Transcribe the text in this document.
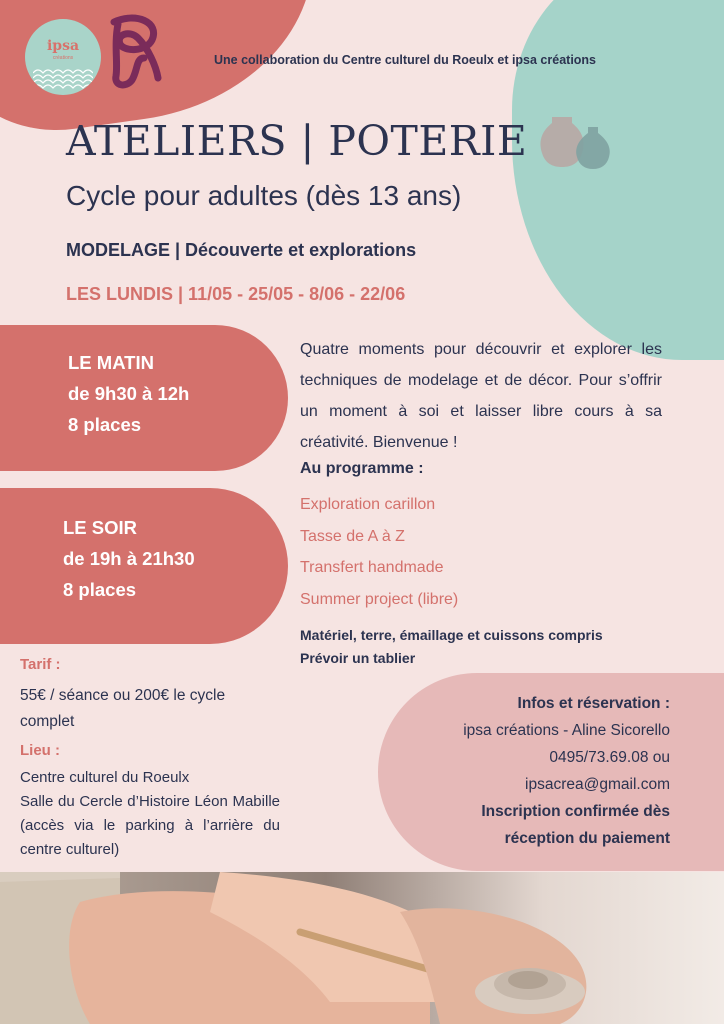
ipsa
créations	Une collaboration du Centre culturel du Roeulx et ipsa créations
ATELIERS | POTERIE
Cycle pour adultes (dès 13 ans)
MODELAGE | Découverte et explorations
LES LUNDIS | 11/05 - 25/05 - 8/06 - 22/06
LE MATIN
de 9h30 à 12h
8 places
LE SOIR
de 19h à 21h30
8 places
Quatre moments pour découvrir et explorer les techniques de modelage et de décor. Pour s’offrir un moment à soi et laisser libre cours à sa créativité. Bienvenue !
Au programme :
Exploration carillon
Tasse de A à Z
Transfert handmade
Summer project (libre)
Matériel, terre, émaillage et cuissons compris
Prévoir un tablier
Tarif :
55€ / séance ou 200€ le cycle complet
Lieu :
Centre culturel du Roeulx
Salle du Cercle d’Histoire Léon Mabille (accès via le parking à l’arrière du centre culturel)
Infos et réservation :
ipsa créations - Aline Sicorello
0495/73.69.08 ou
ipsacrea@gmail.com
Inscription confirmée dès
réception du paiement
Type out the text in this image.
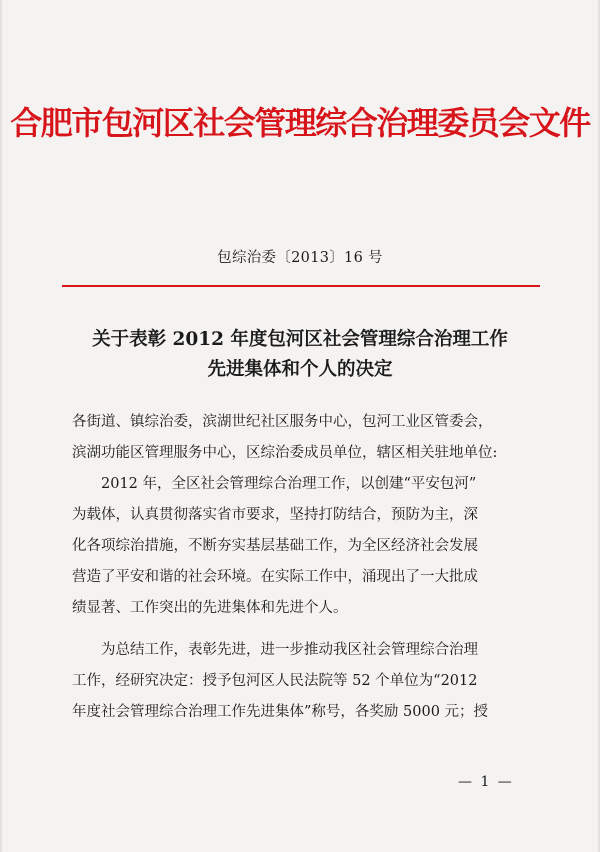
合肥市包河区社会管理综合治理委员会文件
包综治委〔2013〕16 号
关于表彰 2012 年度包河区社会管理综合治理工作
先进集体和个人的决定
各街道、镇综治委，滨湖世纪社区服务中心，包河工业区管委会，
滨湖功能区管理服务中心，区综治委成员单位，辖区相关驻地单位:
2012 年，全区社会管理综合治理工作，以创建“平安包河”
为载体，认真贯彻落实省市要求，坚持打防结合，预防为主，深
化各项综治措施，不断夯实基层基础工作，为全区经济社会发展
营造了平安和谐的社会环境。在实际工作中，涌现出了一大批成
绩显著、工作突出的先进集体和先进个人。
为总结工作，表彰先进，进一步推动我区社会管理综合治理
工作，经研究决定：授予包河区人民法院等 52 个单位为“2012
年度社会管理综合治理工作先进集体”称号，各奖励 5000 元；授
— 1 —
☆ ☆ ☆ ☆ ☆
Restate the entire listing word for word, excluding pictures.

Reply:
Transcribe the text in this document.
ipsa
créations	Une collaboration du Centre culturel du Roeulx et ipsa créations
ATELIERS | POTERIE
Cycle pour adultes (dès 13 ans)
MODELAGE | Découverte et explorations
LES LUNDIS | 11/05 - 25/05 - 8/06 - 22/06
LE MATIN
de 9h30 à 12h
8 places
LE SOIR
de 19h à 21h30
8 places
Quatre moments pour découvrir et explorer les techniques de modelage et de décor. Pour s’offrir un moment à soi et laisser libre cours à sa créativité. Bienvenue !
Au programme :
Exploration carillon
Tasse de A à Z
Transfert handmade
Summer project (libre)
Matériel, terre, émaillage et cuissons compris
Prévoir un tablier
Tarif :
55€ / séance ou 200€ le cycle complet
Lieu :
Centre culturel du Roeulx
Salle du Cercle d’Histoire Léon Mabille (accès via le parking à l’arrière du centre culturel)
Infos et réservation :
ipsa créations - Aline Sicorello
0495/73.69.08 ou
ipsacrea@gmail.com
Inscription confirmée dès
réception du paiement
Type out the text in this image.
合肥市包河区社会管理综合治理委员会文件
包综治委〔2013〕16 号
关于表彰 2012 年度包河区社会管理综合治理工作
先进集体和个人的决定
各街道、镇综治委，滨湖世纪社区服务中心，包河工业区管委会，
滨湖功能区管理服务中心，区综治委成员单位，辖区相关驻地单位:
2012 年，全区社会管理综合治理工作，以创建“平安包河”
为载体，认真贯彻落实省市要求，坚持打防结合，预防为主，深
化各项综治措施，不断夯实基层基础工作，为全区经济社会发展
营造了平安和谐的社会环境。在实际工作中，涌现出了一大批成
绩显著、工作突出的先进集体和先进个人。
为总结工作，表彰先进，进一步推动我区社会管理综合治理
工作，经研究决定：授予包河区人民法院等 52 个单位为“2012
年度社会管理综合治理工作先进集体”称号，各奖励 5000 元；授
— 1 —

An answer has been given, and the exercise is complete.